▶ **Task requirements**:
Repeat the entire listing exactly as written.

[Entries with figure data]
★ ★ ★ ★ ★ ★ ★
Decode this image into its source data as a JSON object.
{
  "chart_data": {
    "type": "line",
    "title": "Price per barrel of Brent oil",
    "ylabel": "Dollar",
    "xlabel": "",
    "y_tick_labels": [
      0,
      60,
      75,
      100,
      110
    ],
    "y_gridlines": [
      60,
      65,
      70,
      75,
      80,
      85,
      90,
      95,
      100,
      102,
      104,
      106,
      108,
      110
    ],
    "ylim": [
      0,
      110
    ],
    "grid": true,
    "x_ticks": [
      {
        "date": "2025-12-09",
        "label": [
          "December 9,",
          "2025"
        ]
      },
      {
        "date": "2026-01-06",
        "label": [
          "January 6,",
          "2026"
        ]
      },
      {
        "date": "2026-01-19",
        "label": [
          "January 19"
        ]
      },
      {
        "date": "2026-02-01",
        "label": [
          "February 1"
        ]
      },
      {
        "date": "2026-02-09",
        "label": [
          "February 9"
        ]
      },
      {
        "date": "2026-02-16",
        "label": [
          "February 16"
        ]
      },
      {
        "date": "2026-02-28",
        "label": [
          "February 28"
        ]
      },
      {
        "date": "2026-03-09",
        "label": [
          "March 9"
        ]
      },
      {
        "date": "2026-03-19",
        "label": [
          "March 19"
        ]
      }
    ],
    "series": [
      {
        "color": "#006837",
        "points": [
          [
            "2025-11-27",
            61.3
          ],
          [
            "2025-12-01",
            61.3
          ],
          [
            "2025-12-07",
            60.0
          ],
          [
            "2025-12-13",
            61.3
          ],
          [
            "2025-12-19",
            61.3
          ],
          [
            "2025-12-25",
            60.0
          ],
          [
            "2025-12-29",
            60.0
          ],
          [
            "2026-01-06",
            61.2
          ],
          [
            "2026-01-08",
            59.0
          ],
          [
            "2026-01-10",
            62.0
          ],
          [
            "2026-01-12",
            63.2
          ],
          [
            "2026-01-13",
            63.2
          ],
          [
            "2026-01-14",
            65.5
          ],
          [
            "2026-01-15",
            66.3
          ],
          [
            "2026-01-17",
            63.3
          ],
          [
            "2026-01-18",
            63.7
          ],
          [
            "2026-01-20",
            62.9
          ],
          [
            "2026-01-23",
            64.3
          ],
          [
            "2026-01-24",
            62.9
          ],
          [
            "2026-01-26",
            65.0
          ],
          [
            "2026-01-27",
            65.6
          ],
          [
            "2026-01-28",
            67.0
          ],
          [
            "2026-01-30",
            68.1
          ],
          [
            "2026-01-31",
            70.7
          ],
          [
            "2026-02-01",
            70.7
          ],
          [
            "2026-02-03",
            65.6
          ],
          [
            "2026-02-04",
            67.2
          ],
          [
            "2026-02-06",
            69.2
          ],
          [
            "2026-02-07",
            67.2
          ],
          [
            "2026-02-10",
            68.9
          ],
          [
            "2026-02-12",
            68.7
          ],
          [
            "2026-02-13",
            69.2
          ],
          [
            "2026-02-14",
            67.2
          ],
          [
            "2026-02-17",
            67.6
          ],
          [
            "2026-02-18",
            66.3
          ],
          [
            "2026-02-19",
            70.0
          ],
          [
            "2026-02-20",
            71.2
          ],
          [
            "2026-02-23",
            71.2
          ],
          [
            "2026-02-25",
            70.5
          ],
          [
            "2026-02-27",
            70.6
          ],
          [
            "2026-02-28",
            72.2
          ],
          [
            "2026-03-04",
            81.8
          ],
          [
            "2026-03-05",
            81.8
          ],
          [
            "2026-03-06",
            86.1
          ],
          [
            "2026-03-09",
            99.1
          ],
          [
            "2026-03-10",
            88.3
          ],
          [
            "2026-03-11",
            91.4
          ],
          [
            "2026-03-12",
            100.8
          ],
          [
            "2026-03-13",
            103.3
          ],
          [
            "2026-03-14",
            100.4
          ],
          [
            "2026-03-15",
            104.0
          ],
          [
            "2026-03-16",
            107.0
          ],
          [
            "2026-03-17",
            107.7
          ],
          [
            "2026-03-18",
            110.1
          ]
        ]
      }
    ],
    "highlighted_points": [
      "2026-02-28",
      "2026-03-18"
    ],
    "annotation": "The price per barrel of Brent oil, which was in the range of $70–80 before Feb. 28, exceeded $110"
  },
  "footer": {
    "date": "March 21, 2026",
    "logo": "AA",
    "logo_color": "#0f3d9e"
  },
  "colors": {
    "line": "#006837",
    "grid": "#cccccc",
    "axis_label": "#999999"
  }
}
★ ★ ★ ★ ★ ★ ★
▶ **Answer to this problem**:
Decode this image into its source data as a JSON object.
{
  "chart_data": {
    "type": "line",
    "title": "Price per barrel of Brent oil",
    "ylabel": "Dollar",
    "xlabel": "",
    "y_tick_labels": [
      0,
      60,
      75,
      100,
      110
    ],
    "y_gridlines": [
      60,
      65,
      70,
      75,
      80,
      85,
      90,
      95,
      100,
      102,
      104,
      106,
      108,
      110
    ],
    "ylim": [
      0,
      110
    ],
    "grid": true,
    "x_ticks": [
      {
        "date": "2025-12-09",
        "label": [
          "December 9,",
          "2025"
        ]
      },
      {
        "date": "2026-01-06",
        "label": [
          "January 6,",
          "2026"
        ]
      },
      {
        "date": "2026-01-19",
        "label": [
          "January 19"
        ]
      },
      {
        "date": "2026-02-01",
        "label": [
          "February 1"
        ]
      },
      {
        "date": "2026-02-09",
        "label": [
          "February 9"
        ]
      },
      {
        "date": "2026-02-16",
        "label": [
          "February 16"
        ]
      },
      {
        "date": "2026-02-28",
        "label": [
          "February 28"
        ]
      },
      {
        "date": "2026-03-09",
        "label": [
          "March 9"
        ]
      },
      {
        "date": "2026-03-19",
        "label": [
          "March 19"
        ]
      }
    ],
    "series": [
      {
        "color": "#006837",
        "points": [
          [
            "2025-11-27",
            61.3
          ],
          [
            "2025-12-01",
            61.3
          ],
          [
            "2025-12-07",
            60.0
          ],
          [
            "2025-12-13",
            61.3
          ],
          [
            "2025-12-19",
            61.3
          ],
          [
            "2025-12-25",
            60.0
          ],
          [
            "2025-12-29",
            60.0
          ],
          [
            "2026-01-06",
            61.2
          ],
          [
            "2026-01-08",
            59.0
          ],
          [
            "2026-01-10",
            62.0
          ],
          [
            "2026-01-12",
            63.2
          ],
          [
            "2026-01-13",
            63.2
          ],
          [
            "2026-01-14",
            65.5
          ],
          [
            "2026-01-15",
            66.3
          ],
          [
            "2026-01-17",
            63.3
          ],
          [
            "2026-01-18",
            63.7
          ],
          [
            "2026-01-20",
            62.9
          ],
          [
            "2026-01-23",
            64.3
          ],
          [
            "2026-01-24",
            62.9
          ],
          [
            "2026-01-26",
            65.0
          ],
          [
            "2026-01-27",
            65.6
          ],
          [
            "2026-01-28",
            67.0
          ],
          [
            "2026-01-30",
            68.1
          ],
          [
            "2026-01-31",
            70.7
          ],
          [
            "2026-02-01",
            70.7
          ],
          [
            "2026-02-03",
            65.6
          ],
          [
            "2026-02-04",
            67.2
          ],
          [
            "2026-02-06",
            69.2
          ],
          [
            "2026-02-07",
            67.2
          ],
          [
            "2026-02-10",
            68.9
          ],
          [
            "2026-02-12",
            68.7
          ],
          [
            "2026-02-13",
            69.2
          ],
          [
            "2026-02-14",
            67.2
          ],
          [
            "2026-02-17",
            67.6
          ],
          [
            "2026-02-18",
            66.3
          ],
          [
            "2026-02-19",
            70.0
          ],
          [
            "2026-02-20",
            71.2
          ],
          [
            "2026-02-23",
            71.2
          ],
          [
            "2026-02-25",
            70.5
          ],
          [
            "2026-02-27",
            70.6
          ],
          [
            "2026-02-28",
            72.2
          ],
          [
            "2026-03-04",
            81.8
          ],
          [
            "2026-03-05",
            81.8
          ],
          [
            "2026-03-06",
            86.1
          ],
          [
            "2026-03-09",
            99.1
          ],
          [
            "2026-03-10",
            88.3
          ],
          [
            "2026-03-11",
            91.4
          ],
          [
            "2026-03-12",
            100.8
          ],
          [
            "2026-03-13",
            103.3
          ],
          [
            "2026-03-14",
            100.4
          ],
          [
            "2026-03-15",
            104.0
          ],
          [
            "2026-03-16",
            107.0
          ],
          [
            "2026-03-17",
            107.7
          ],
          [
            "2026-03-18",
            110.1
          ]
        ]
      }
    ],
    "highlighted_points": [
      "2026-02-28",
      "2026-03-18"
    ],
    "annotation": "The price per barrel of Brent oil, which was in the range of $70–80 before Feb. 28, exceeded $110"
  },
  "footer": {
    "date": "March 21, 2026",
    "logo": "AA",
    "logo_color": "#0f3d9e"
  },
  "colors": {
    "line": "#006837",
    "grid": "#cccccc",
    "axis_label": "#999999"
  }
}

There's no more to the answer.